(Dataset items)
— START —

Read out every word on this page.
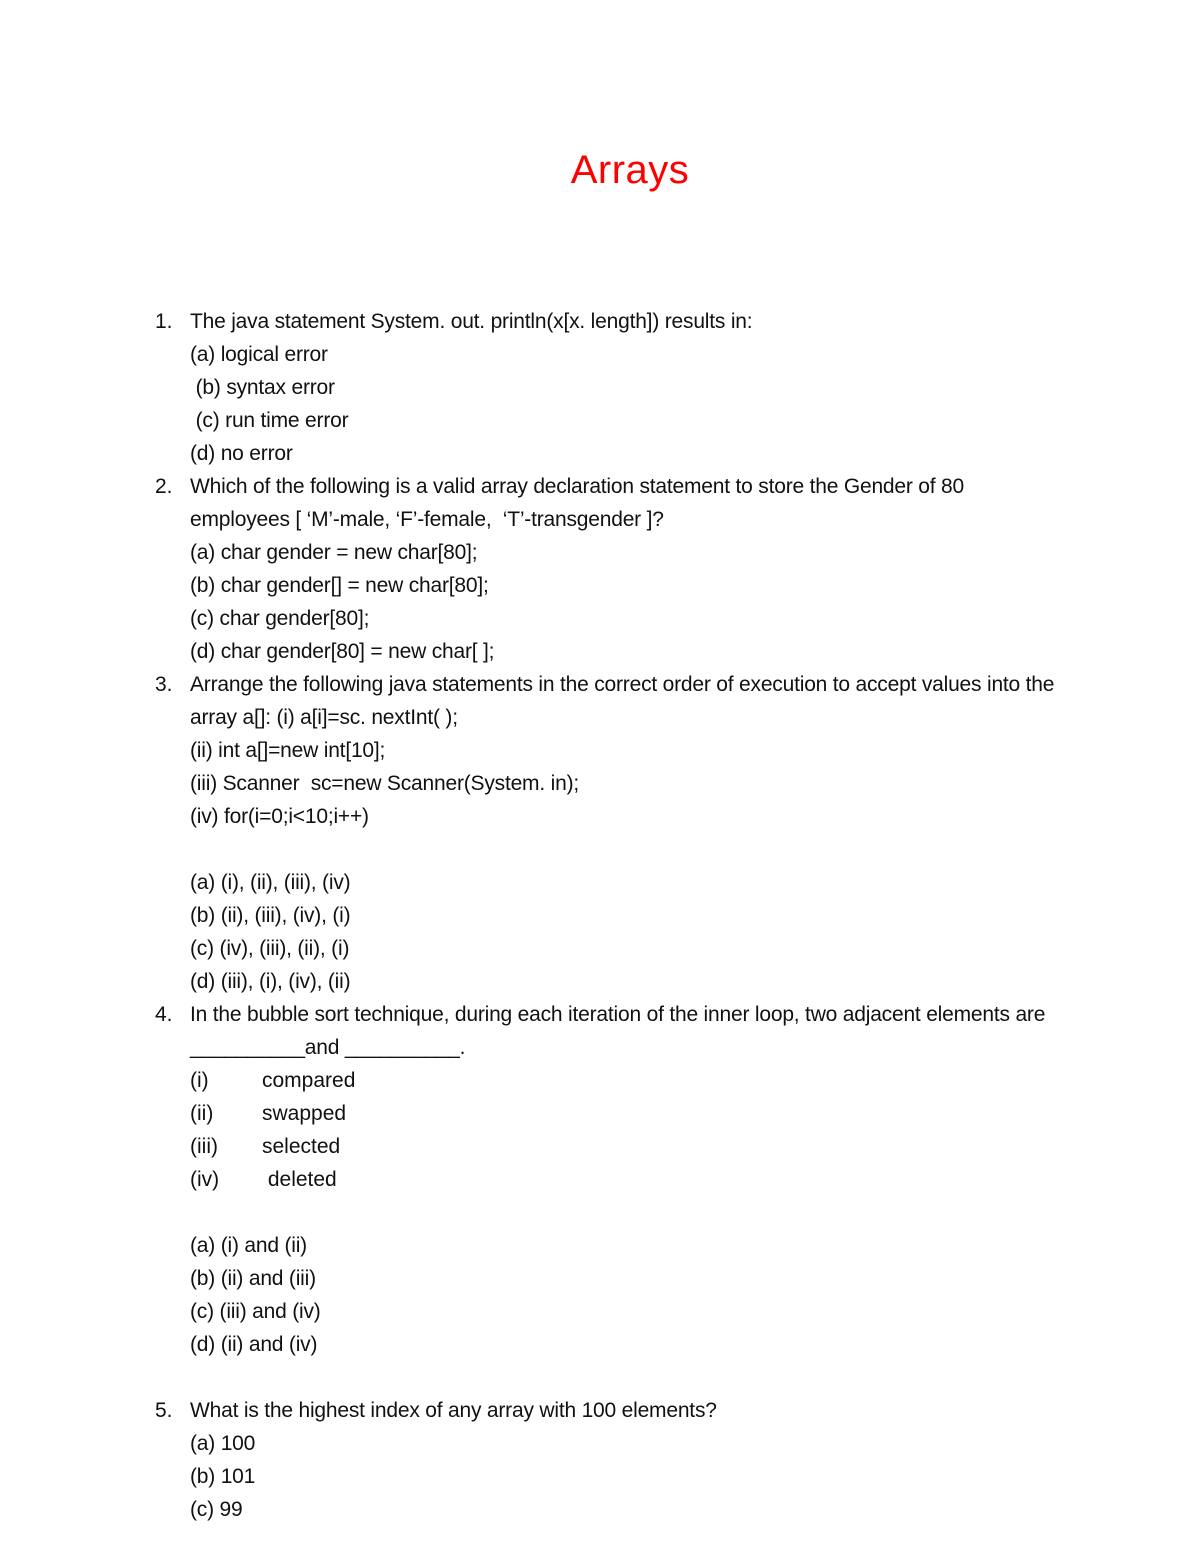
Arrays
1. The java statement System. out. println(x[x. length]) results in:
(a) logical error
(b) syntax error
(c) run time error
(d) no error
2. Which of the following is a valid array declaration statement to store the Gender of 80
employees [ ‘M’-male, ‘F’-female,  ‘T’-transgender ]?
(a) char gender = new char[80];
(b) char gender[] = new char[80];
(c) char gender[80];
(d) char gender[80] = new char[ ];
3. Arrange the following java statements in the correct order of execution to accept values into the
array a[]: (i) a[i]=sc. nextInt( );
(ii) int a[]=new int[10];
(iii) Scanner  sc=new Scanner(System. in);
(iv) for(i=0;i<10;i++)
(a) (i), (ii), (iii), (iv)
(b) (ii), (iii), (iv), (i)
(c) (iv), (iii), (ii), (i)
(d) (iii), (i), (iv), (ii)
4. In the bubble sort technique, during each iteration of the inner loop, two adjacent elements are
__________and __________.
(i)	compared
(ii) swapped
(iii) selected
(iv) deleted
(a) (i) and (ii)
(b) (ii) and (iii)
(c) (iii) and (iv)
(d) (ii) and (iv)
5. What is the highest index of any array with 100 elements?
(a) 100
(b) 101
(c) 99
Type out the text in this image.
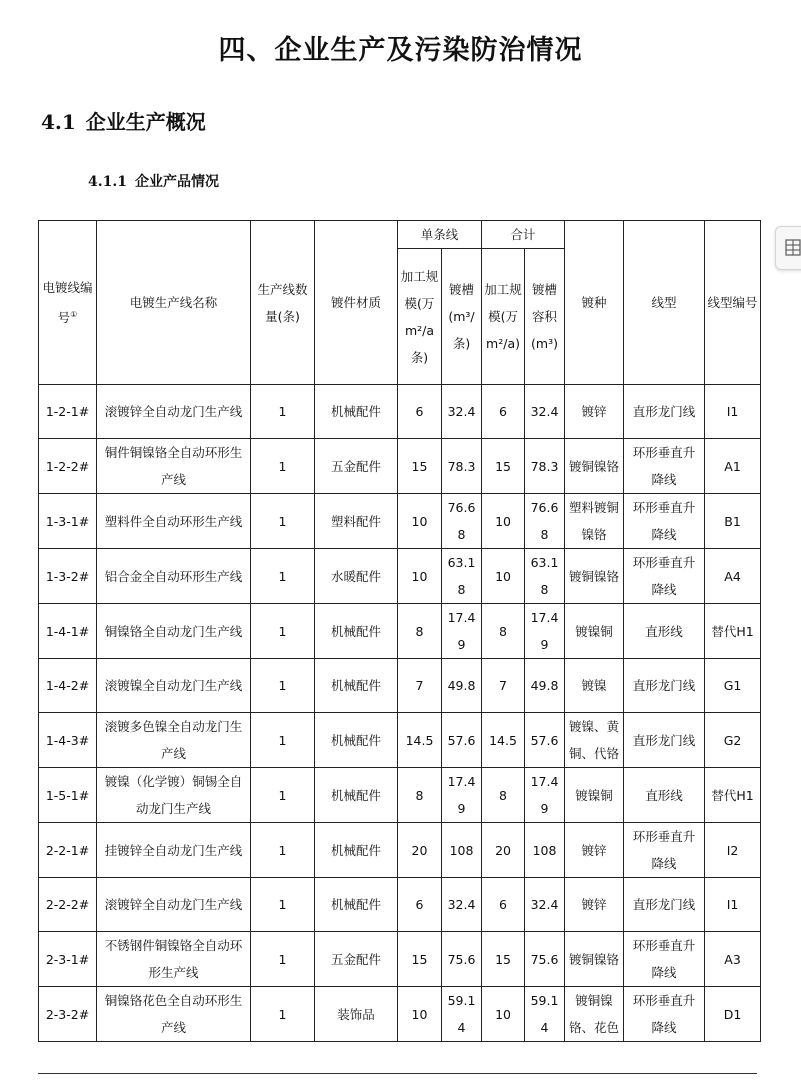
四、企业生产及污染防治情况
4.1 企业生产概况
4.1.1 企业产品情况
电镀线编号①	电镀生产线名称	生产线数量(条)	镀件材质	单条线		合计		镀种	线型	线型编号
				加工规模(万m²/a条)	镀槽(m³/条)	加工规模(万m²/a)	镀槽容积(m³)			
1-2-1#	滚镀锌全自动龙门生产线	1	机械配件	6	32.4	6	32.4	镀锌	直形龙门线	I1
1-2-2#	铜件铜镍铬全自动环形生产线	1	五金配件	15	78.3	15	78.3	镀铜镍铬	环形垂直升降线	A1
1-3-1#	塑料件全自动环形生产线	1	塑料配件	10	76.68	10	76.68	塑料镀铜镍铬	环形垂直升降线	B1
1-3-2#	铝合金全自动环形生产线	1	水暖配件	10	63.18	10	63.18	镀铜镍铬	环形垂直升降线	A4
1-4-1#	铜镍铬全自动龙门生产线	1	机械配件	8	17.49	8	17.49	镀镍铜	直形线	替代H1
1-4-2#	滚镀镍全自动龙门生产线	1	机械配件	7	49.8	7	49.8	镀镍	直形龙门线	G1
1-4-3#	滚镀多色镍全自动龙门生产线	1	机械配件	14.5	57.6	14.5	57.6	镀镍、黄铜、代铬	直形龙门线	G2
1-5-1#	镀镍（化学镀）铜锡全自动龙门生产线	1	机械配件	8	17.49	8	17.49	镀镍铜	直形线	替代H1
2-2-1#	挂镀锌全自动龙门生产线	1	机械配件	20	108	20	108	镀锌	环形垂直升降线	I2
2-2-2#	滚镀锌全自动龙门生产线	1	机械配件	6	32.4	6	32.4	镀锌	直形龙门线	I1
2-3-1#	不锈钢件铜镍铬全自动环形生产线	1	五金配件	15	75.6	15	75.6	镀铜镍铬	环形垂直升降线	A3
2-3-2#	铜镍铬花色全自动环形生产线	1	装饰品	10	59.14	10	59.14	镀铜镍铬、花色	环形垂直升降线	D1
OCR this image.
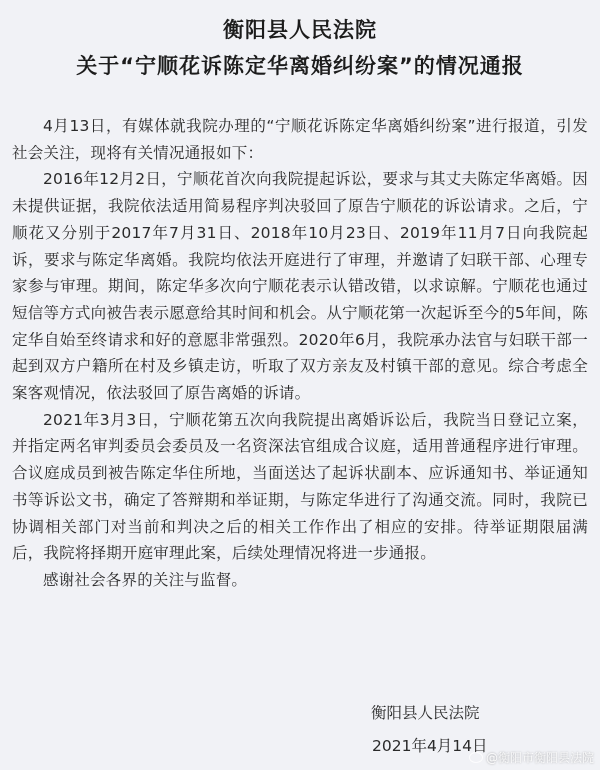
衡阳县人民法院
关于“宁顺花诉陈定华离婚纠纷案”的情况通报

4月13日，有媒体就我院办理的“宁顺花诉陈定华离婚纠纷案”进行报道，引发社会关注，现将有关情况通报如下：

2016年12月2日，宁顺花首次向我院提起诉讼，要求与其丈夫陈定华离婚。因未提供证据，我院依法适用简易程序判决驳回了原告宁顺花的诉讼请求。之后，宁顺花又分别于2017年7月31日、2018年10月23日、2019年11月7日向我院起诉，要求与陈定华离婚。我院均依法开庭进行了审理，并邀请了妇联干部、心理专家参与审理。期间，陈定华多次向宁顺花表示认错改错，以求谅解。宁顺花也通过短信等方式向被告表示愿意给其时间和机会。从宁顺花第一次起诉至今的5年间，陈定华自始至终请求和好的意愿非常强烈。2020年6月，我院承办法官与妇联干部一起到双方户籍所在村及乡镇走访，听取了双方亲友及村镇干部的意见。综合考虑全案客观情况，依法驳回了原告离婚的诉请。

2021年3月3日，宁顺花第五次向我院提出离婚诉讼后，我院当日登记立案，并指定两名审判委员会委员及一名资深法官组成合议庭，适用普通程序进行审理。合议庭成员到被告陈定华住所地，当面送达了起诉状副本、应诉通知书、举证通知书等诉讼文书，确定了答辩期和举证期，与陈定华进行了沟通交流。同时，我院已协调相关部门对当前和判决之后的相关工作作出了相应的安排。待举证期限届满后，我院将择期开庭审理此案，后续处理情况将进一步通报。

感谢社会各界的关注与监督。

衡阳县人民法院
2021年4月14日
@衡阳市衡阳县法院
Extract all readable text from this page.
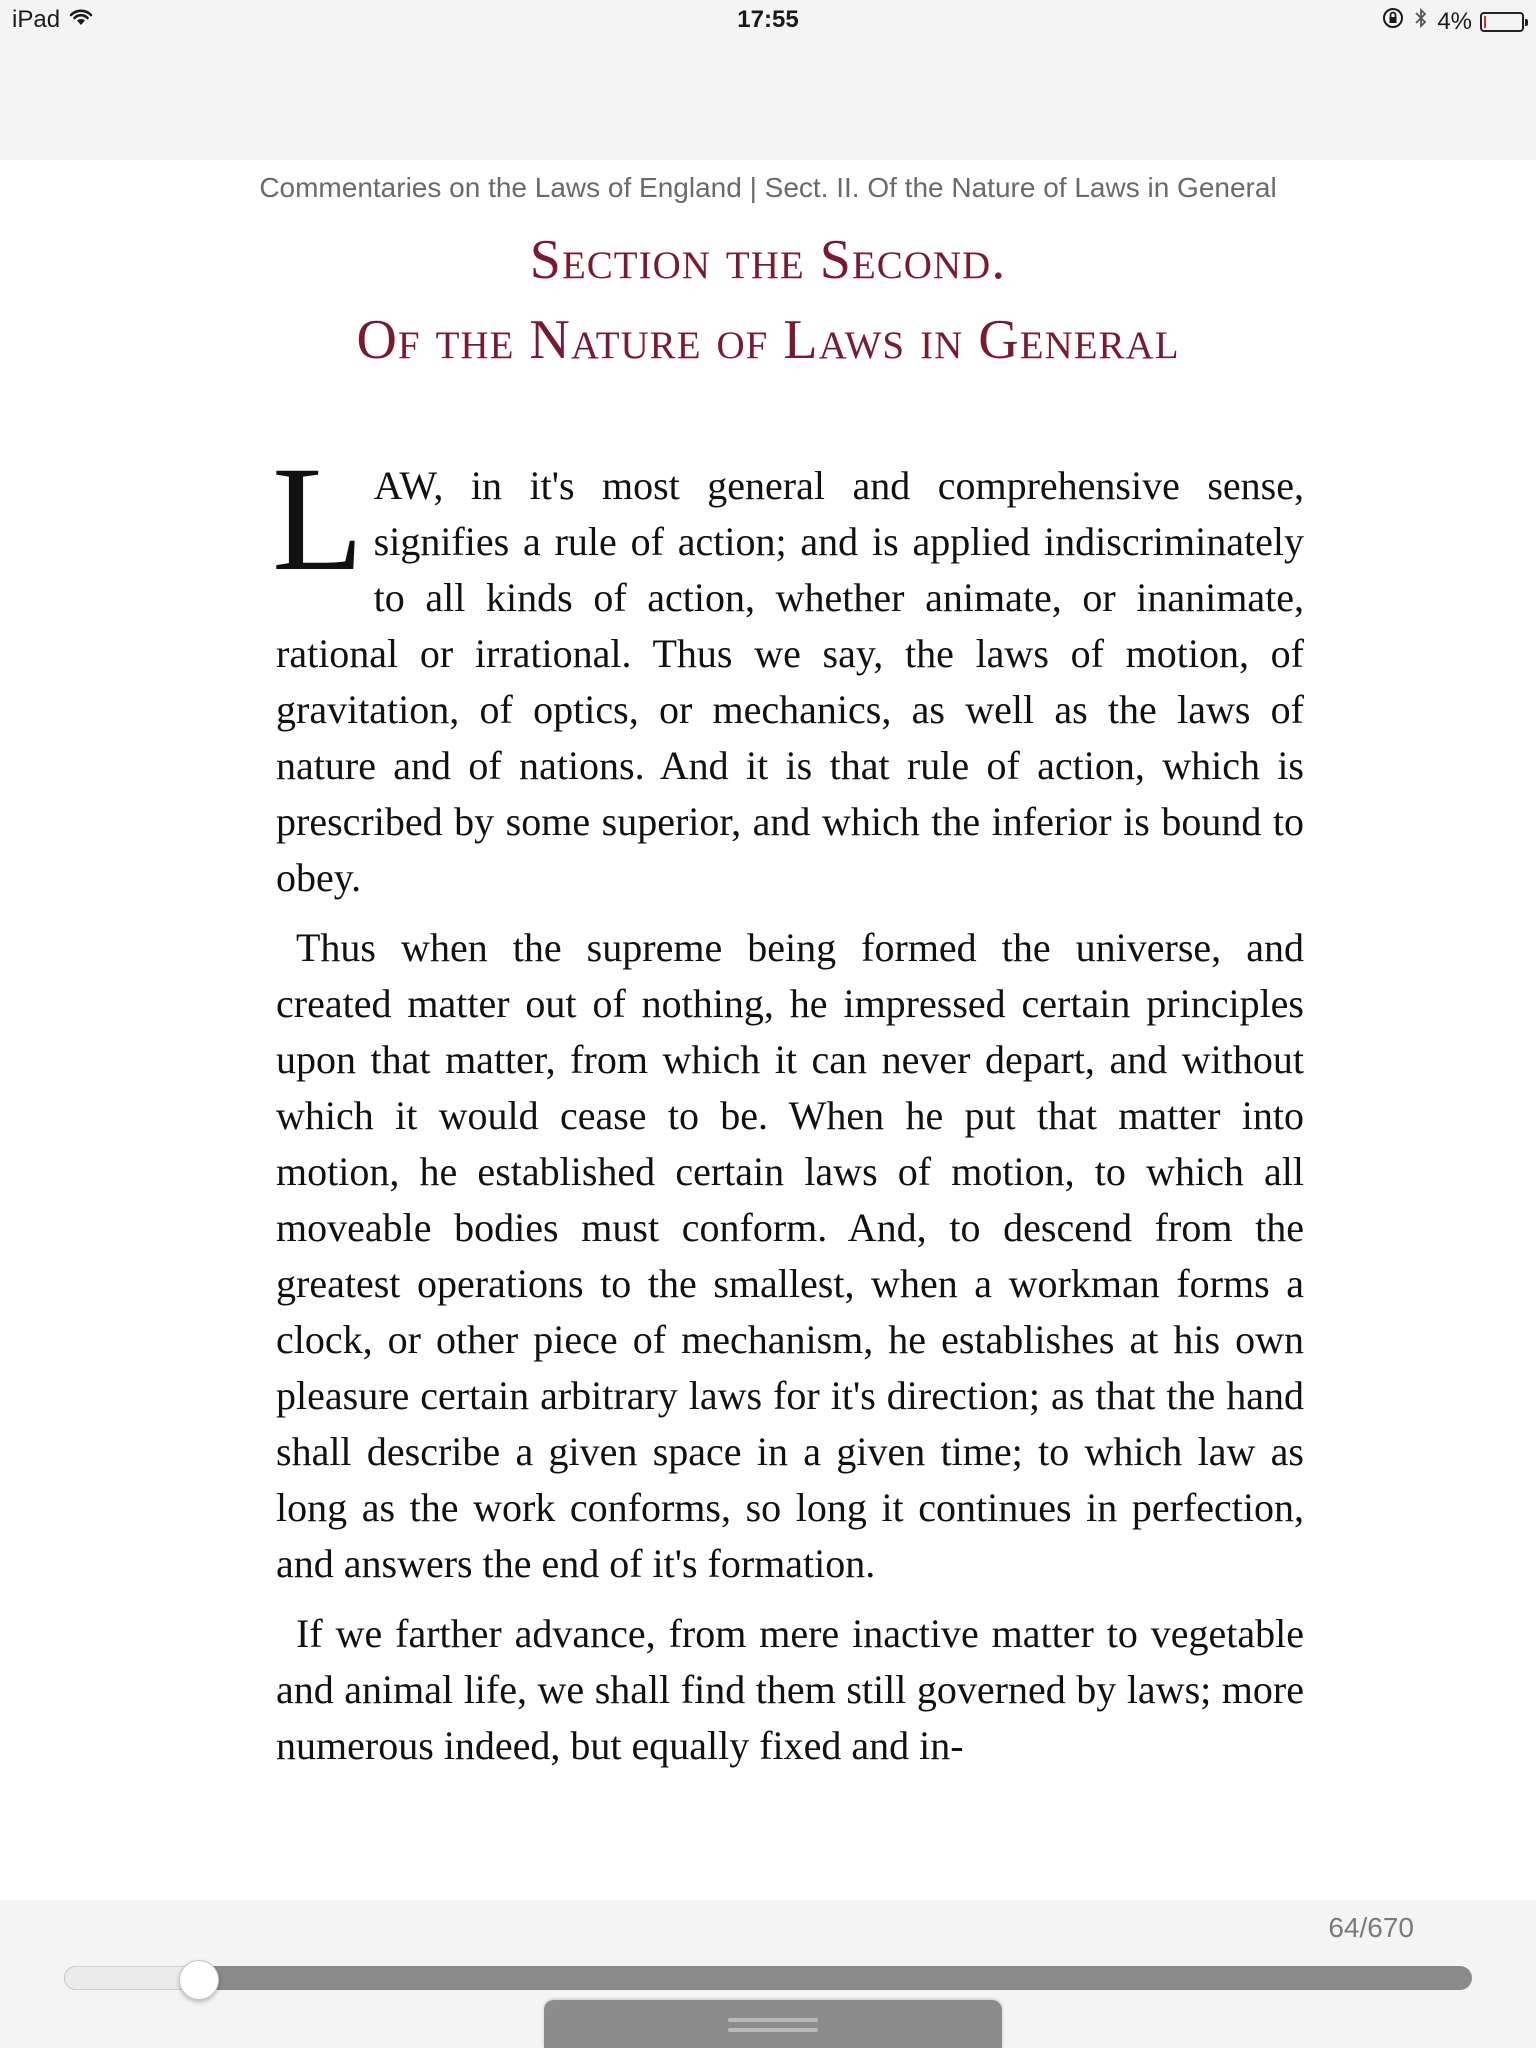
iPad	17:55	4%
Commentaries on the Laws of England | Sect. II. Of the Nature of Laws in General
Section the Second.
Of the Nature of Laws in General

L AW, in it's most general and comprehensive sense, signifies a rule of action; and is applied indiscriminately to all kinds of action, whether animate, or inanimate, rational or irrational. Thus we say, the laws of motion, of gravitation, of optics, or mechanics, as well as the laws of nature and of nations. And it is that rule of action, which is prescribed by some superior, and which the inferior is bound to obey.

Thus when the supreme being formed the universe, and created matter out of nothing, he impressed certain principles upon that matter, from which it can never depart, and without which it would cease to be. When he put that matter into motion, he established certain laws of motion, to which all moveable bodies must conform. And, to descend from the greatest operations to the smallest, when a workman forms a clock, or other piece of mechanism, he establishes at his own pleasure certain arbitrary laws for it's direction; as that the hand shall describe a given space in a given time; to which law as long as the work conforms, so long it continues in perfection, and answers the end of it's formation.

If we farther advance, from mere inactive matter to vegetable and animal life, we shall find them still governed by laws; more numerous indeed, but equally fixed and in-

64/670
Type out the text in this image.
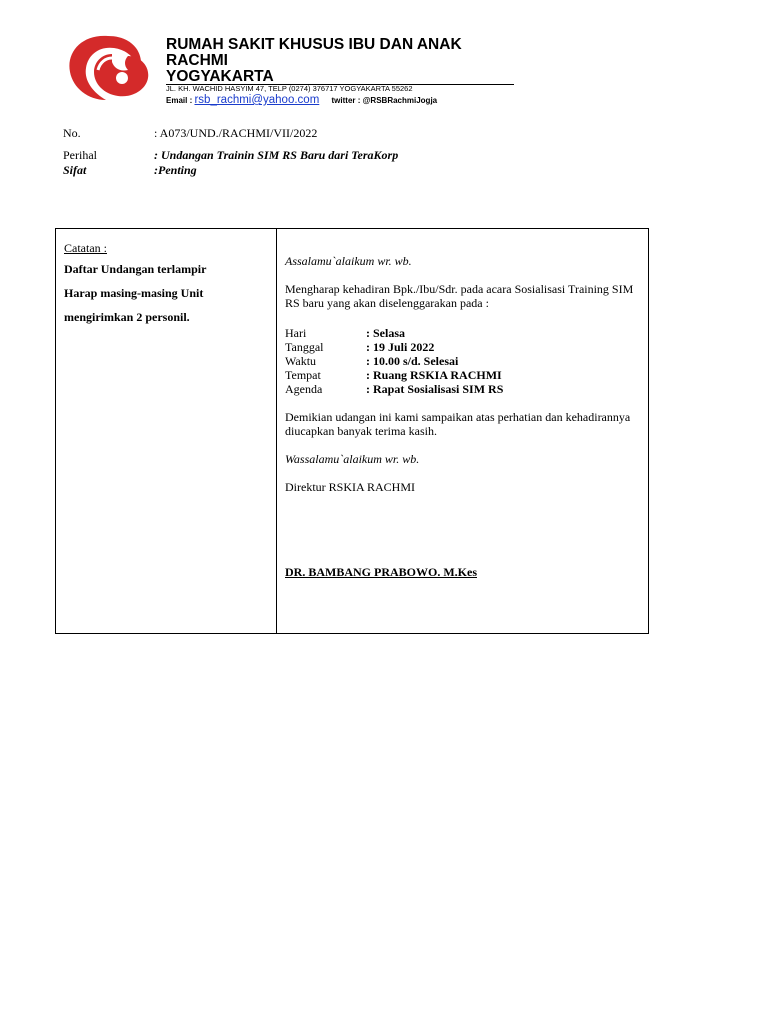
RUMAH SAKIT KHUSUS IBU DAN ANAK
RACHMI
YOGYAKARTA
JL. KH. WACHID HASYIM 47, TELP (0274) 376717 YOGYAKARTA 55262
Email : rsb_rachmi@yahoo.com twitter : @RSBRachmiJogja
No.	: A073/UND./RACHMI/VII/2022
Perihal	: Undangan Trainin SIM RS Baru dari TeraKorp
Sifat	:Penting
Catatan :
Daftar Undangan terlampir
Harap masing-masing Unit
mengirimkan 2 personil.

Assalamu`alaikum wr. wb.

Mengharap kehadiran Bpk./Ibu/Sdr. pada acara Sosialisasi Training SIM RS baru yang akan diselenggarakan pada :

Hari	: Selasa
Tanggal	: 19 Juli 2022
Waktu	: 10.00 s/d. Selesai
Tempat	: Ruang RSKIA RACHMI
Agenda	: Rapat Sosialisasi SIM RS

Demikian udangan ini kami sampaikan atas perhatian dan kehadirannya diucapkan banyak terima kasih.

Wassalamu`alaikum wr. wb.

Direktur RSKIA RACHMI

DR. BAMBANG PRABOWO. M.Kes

— END —

**Objective:** Scan the material above. Return every line containing the string "Undangan".

**The response:**
Perihal	: Undangan Trainin SIM RS Baru dari TeraKorp
Daftar Undangan terlampir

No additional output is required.